_STATED PROBLEM_.
Copy the listing below in full and skip every picture.

_INPUT ROWS_.
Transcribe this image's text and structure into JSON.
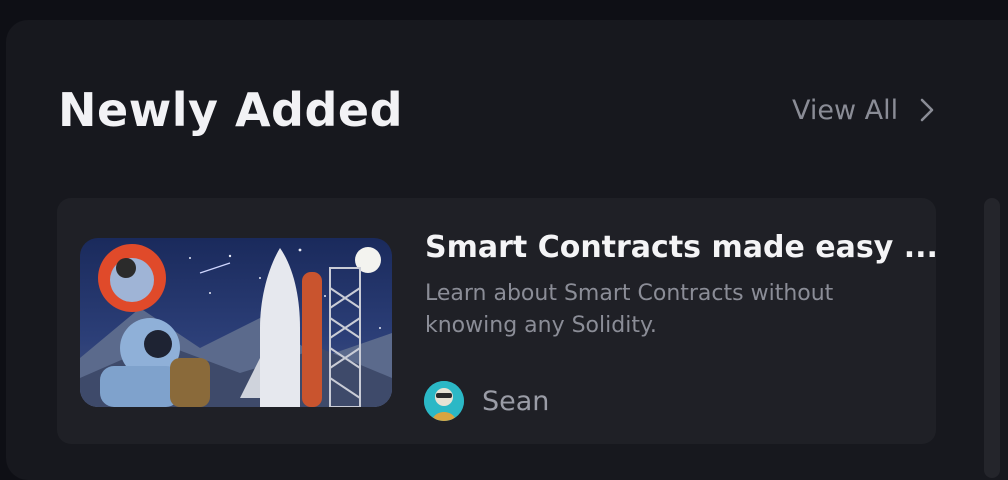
{
  "section": {
    "title": "Newly Added",
    "view_all_label": "View All",
    "view_all_icon": "chevron-right-icon"
  },
  "course": {
    "title": "Smart Contracts made easy ...",
    "description": "Learn about Smart Contracts without knowing any Solidity.",
    "thumbnail": "astronaut-rocket-launch-illustration",
    "author": {
      "name": "Sean",
      "avatar": "cyan-avatar"
    }
  },
  "colors": {
    "background": "#0e0f15",
    "panel": "#17181e",
    "card": "#1f2026",
    "title_text": "#f2f2f5",
    "muted_text": "#8a8c96",
    "accent_avatar": "#2bb8c6"
  }
}
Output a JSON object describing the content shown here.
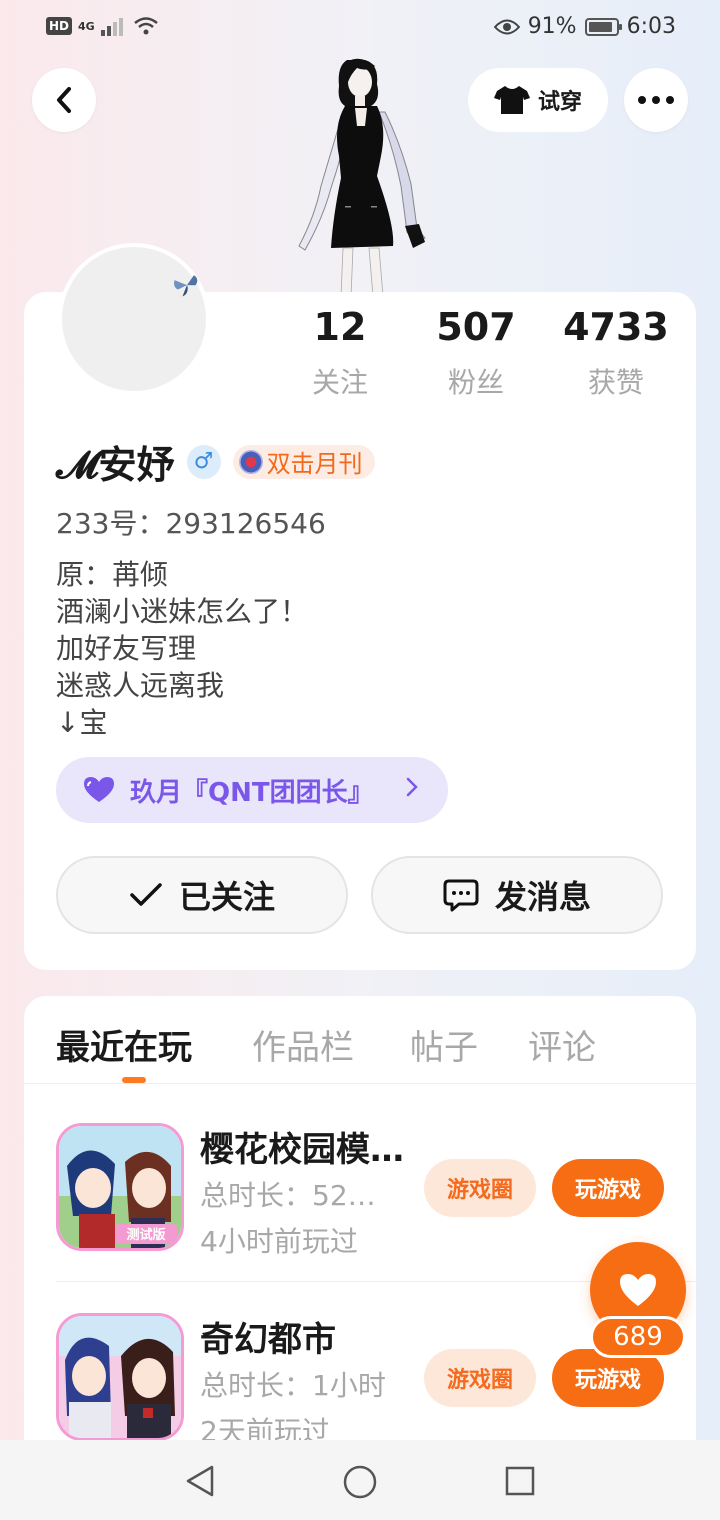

_WRITTEN REPLY_.
Transcribe this image's text and structure into JSON.
{
  "section": {
    "title": "Newly Added",
    "view_all_label": "View All",
    "view_all_icon": "chevron-right-icon"
  },
  "course": {
    "title": "Smart Contracts made easy ...",
    "description": "Learn about Smart Contracts without knowing any Solidity.",
    "thumbnail": "astronaut-rocket-launch-illustration",
    "author": {
      "name": "Sean",
      "avatar": "cyan-avatar"
    }
  },
  "colors": {
    "background": "#0e0f15",
    "panel": "#17181e",
    "card": "#1f2026",
    "title_text": "#f2f2f5",
    "muted_text": "#8a8c96",
    "accent_avatar": "#2bb8c6"
  }
}
Output a JSON object describing the content shown here.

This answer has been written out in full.